TEXT SECTION
| name | sysdesign-dead-letter-queue |
| description | Use when handling message failures in a queue or stream — installs a DLQ with retry policy, backoff, alerting on growth, and a reprocess-after-fix flow. |
| category | sysdesign |
| version | 1.0.0 |
| requires | [] |
| optional_companions | [] |
When this fires
Use when a service consumes messages (SQS, Kafka, RabbitMQ, Pub/Sub) and
some messages will inevitably fail — malformed payloads, missing
references, transient downstream errors, code bugs that surface only on
specific inputs. Fires when someone says "we'll just retry" without
naming the retry cap, backoff shape, where poison-pill messages go, or
who is paged when the DLQ grows. The skill installs a concrete DLQ with
retry policy, growth alerting, and a reprocessing flow so that failed
messages isolate rather than stall the consumer.
Preconditions
- A consumer exists (or is being designed) that processes messages from a
queue or stream. Direct request/response work doesn't need this skill.
- The messaging substrate supports DLQ primitives or the team is willing
to implement one (most managed services do; Kafka requires a separate
topic).
- Someone owns the on-call rotation that will receive DLQ-growth pages.
An unowned DLQ is a landfill.
- The business has an opinion on "can we afford to drop a message after
N retries?" — different answers drive very different retry policies.
Execution Workflow
- Classify failure modes. Transient (downstream timeout, deploy blip) —
retry will succeed. Permanent (malformed payload, missing foreign-key
reference, deleted target) — retry will never succeed. Unknown (new
exception in code) — usually permanent until a fix ships. The retry
policy and DLQ behaviour differ per class.
- Set the retry policy for transient failures. Exponential backoff with
jitter (1s, 2s, 4s, 8s, 16s, 32s — with random jitter so consumers
don't thunder together). Cap attempts at 5 to 10 for most workloads.
More attempts mostly burn money; fewer miss legitimate recoveries.
- After the retry cap, move the message to the DLQ. Do not keep
retrying forever — a single poison message will pin one consumer
thread indefinitely and starve the healthy work behind it. The DLQ is
explicitly an isolation mechanism, not a trashcan.
- Preserve context when moving to DLQ. Attach the original message, the
exception trace, the attempt count, a timestamp, and the consumer
version. A DLQ message without this context is unusable in an
incident — no one can tell what went wrong or when.
- Alert on DLQ growth, not absolute size. A DLQ with 3 messages that's
been 3 for a month is healthy noise; a DLQ adding 50 messages per
hour is an incident. Page on rate-of-change over a window. Any
non-zero growth deserves human investigation within hours, not days.
- Define the reprocess flow. After a fix ships, messages in the DLQ must
be moveable back to the main queue. Ship this as a tested runbook
(script, Lambda, CLI command), not an ad-hoc manual process. Expect
to use it — not often, but reliably.

DATA SHOWN
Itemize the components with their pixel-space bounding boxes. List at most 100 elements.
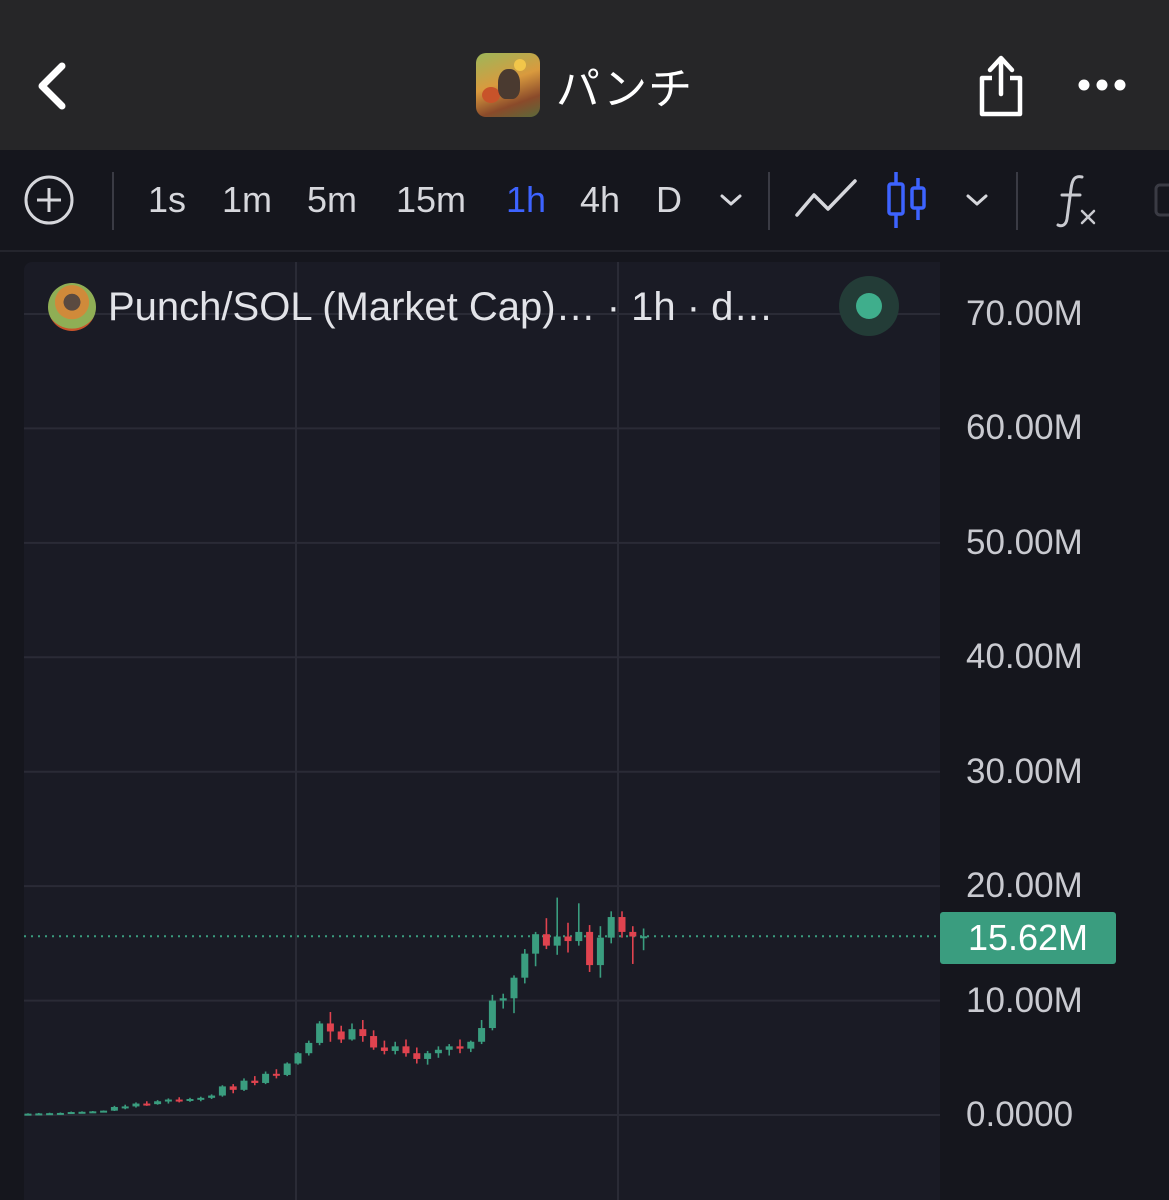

TASK
Rewrite the dead-letter queue text from "Preconditions" up to and including "need this skill.", updating "request/response" to "RPC-style". The material plays no part in this work.

REPLY
Preconditions
- A consumer exists (or is being designed) that processes messages from a
queue or stream. Direct RPC-style work doesn't need this skill.